Written task:
Every line below that holds the string "alarm" should be copied out.

[Dataset entries on figures]
-=-=-=-=-
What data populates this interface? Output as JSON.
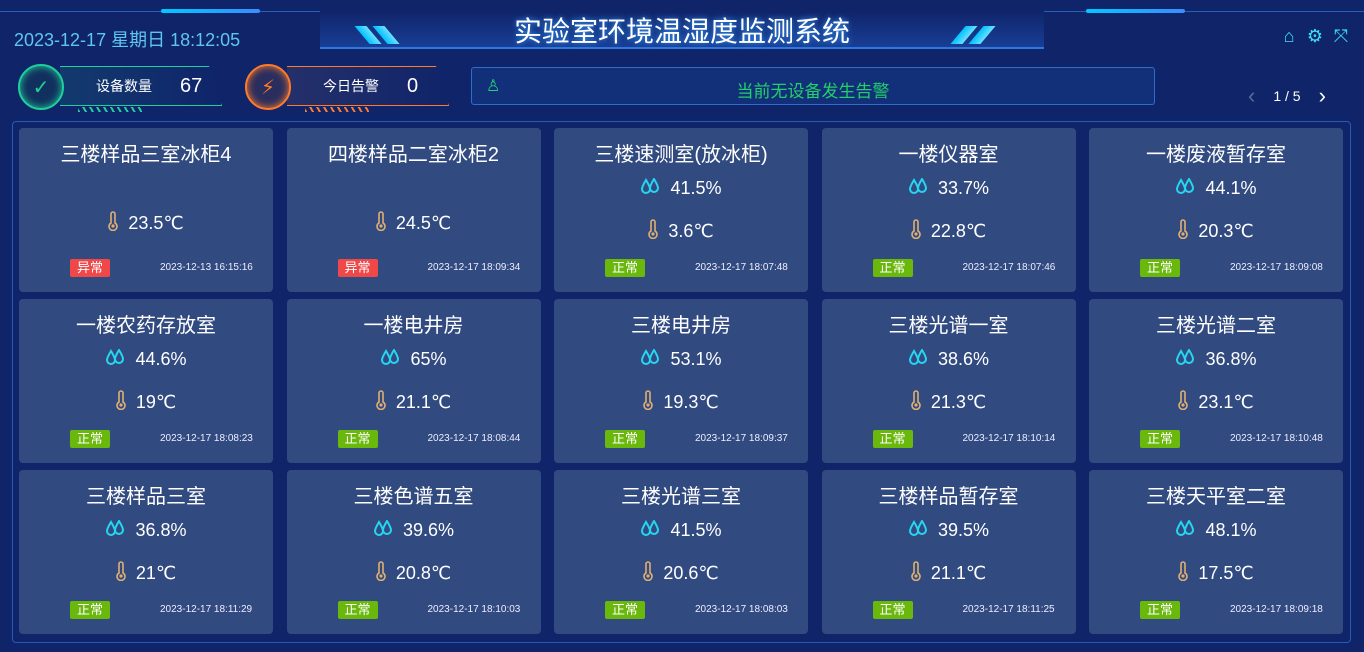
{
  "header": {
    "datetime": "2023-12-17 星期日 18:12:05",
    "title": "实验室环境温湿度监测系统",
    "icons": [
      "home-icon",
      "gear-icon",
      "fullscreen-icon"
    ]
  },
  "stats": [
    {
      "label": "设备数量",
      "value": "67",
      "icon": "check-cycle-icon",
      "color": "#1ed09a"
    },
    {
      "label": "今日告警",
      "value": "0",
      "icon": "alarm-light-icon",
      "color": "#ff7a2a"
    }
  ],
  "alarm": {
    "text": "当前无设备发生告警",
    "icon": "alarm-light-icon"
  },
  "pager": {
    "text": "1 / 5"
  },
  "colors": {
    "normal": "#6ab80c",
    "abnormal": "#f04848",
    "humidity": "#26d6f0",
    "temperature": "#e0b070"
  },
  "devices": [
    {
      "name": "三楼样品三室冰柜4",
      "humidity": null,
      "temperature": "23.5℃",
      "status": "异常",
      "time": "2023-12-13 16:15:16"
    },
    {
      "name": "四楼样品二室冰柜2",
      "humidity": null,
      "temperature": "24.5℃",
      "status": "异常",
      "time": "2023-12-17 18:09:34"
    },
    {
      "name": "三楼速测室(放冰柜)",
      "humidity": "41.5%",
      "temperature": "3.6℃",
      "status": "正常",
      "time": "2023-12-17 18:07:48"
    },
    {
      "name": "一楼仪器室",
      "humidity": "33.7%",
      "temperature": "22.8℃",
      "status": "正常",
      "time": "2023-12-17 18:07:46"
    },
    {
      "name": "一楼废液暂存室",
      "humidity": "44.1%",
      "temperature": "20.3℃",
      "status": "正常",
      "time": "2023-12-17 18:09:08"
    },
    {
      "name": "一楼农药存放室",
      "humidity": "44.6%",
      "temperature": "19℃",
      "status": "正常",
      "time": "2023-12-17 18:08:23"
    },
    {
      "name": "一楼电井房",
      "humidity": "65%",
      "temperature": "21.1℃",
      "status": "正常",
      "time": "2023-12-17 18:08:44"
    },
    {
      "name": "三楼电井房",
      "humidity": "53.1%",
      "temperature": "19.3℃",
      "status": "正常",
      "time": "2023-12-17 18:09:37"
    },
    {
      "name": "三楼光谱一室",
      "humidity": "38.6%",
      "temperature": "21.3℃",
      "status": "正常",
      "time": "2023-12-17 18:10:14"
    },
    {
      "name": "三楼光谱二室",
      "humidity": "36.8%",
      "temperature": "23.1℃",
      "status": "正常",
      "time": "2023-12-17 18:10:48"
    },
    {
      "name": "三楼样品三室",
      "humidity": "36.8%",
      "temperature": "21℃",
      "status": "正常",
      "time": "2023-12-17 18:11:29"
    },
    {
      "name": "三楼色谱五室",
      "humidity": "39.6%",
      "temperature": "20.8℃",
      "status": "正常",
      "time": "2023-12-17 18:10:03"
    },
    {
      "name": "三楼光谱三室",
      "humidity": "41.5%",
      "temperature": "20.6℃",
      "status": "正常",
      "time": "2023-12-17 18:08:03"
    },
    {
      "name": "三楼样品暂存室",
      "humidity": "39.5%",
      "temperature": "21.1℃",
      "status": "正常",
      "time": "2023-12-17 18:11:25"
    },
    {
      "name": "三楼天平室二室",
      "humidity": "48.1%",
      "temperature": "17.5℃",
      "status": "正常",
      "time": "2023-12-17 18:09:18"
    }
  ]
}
-=-=-=-=-
Task response:
      "icon": "alarm-light-icon",
  "alarm": {
    "icon": "alarm-light-icon"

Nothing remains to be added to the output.